**Material for this task:**
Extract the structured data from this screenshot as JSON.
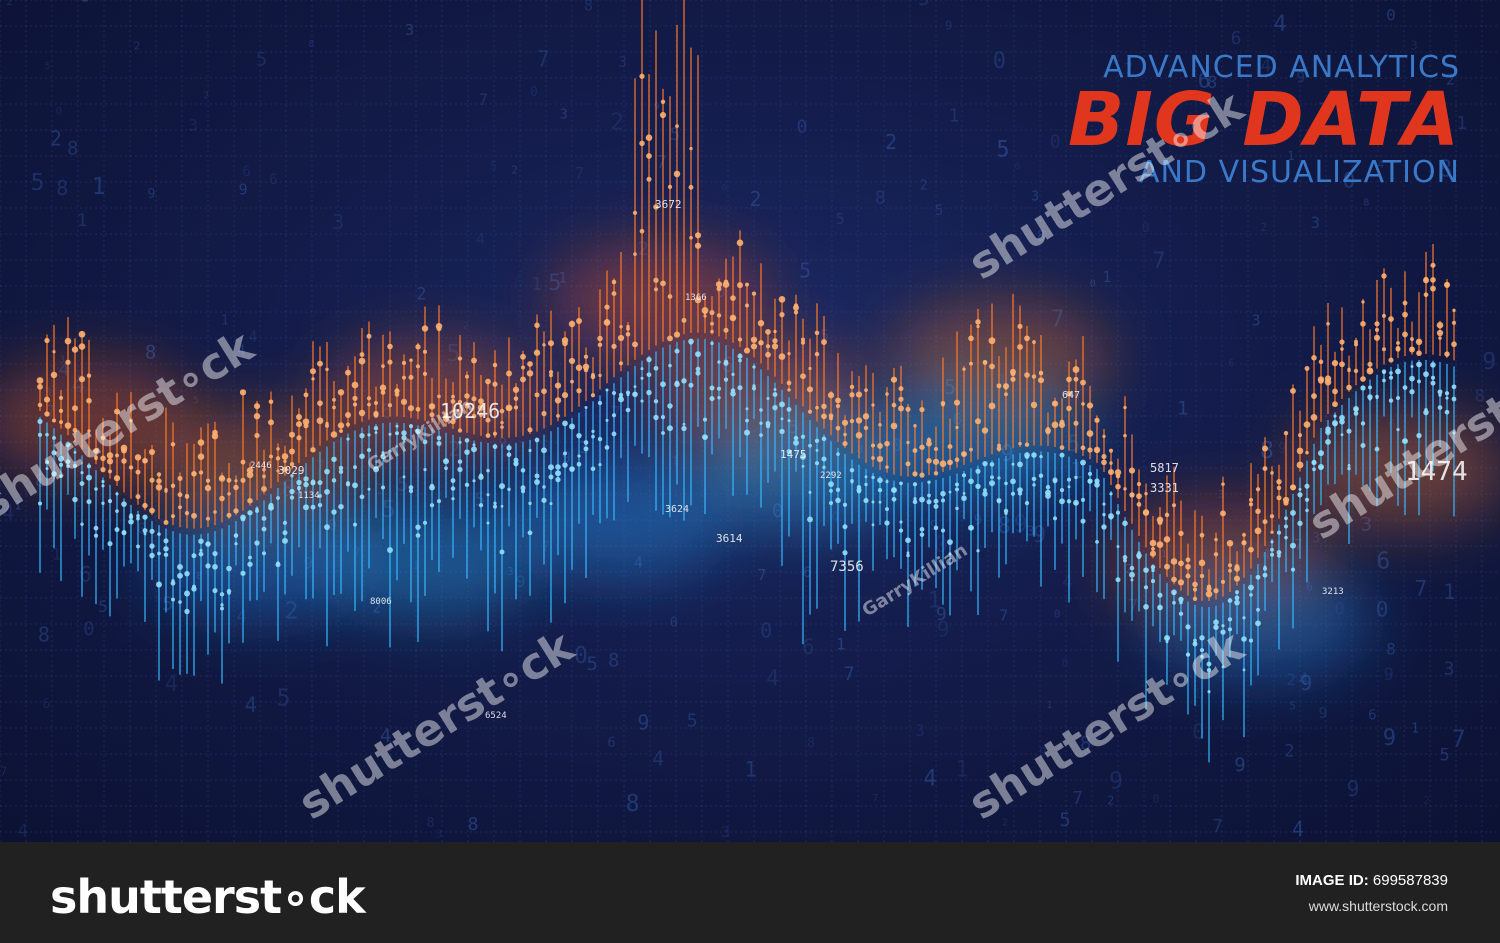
{
  "headline": {
    "top": "ADVANCED ANALYTICS",
    "main": "BIG DATA",
    "bottom": "AND VISUALIZATION"
  },
  "watermarks": {
    "brand": "shutterst∘ck",
    "author": "GarryKillian"
  },
  "footer": {
    "logo": "shutterst∘ck",
    "image_id_label": "IMAGE ID:",
    "image_id_value": "699587839",
    "site": "www.shutterstock.com"
  },
  "colors": {
    "background": "#131c4a",
    "orange": "#ff6a1f",
    "blue": "#2fb6ff",
    "headline_red": "#e1361e",
    "headline_blue": "#3a78c8",
    "footer_bg": "#212121"
  },
  "readouts": [
    "10246",
    "3029",
    "1134",
    "3624",
    "3614",
    "7356",
    "8006",
    "1475",
    "2292",
    "3672",
    "1366",
    "3331",
    "5817",
    "1474",
    "647",
    "3213",
    "2446",
    "6524"
  ]
}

**What this task involves:** Give every line back word for word and leave the pictures out.

**Complete output:**
Extract the structured data from this screenshot as JSON.
{
  "headline": {
    "top": "ADVANCED ANALYTICS",
    "main": "BIG DATA",
    "bottom": "AND VISUALIZATION"
  },
  "watermarks": {
    "brand": "shutterst∘ck",
    "author": "GarryKillian"
  },
  "footer": {
    "logo": "shutterst∘ck",
    "image_id_label": "IMAGE ID:",
    "image_id_value": "699587839",
    "site": "www.shutterstock.com"
  },
  "colors": {
    "background": "#131c4a",
    "orange": "#ff6a1f",
    "blue": "#2fb6ff",
    "headline_red": "#e1361e",
    "headline_blue": "#3a78c8",
    "footer_bg": "#212121"
  },
  "readouts": [
    "10246",
    "3029",
    "1134",
    "3624",
    "3614",
    "7356",
    "8006",
    "1475",
    "2292",
    "3672",
    "1366",
    "3331",
    "5817",
    "1474",
    "647",
    "3213",
    "2446",
    "6524"
  ]
}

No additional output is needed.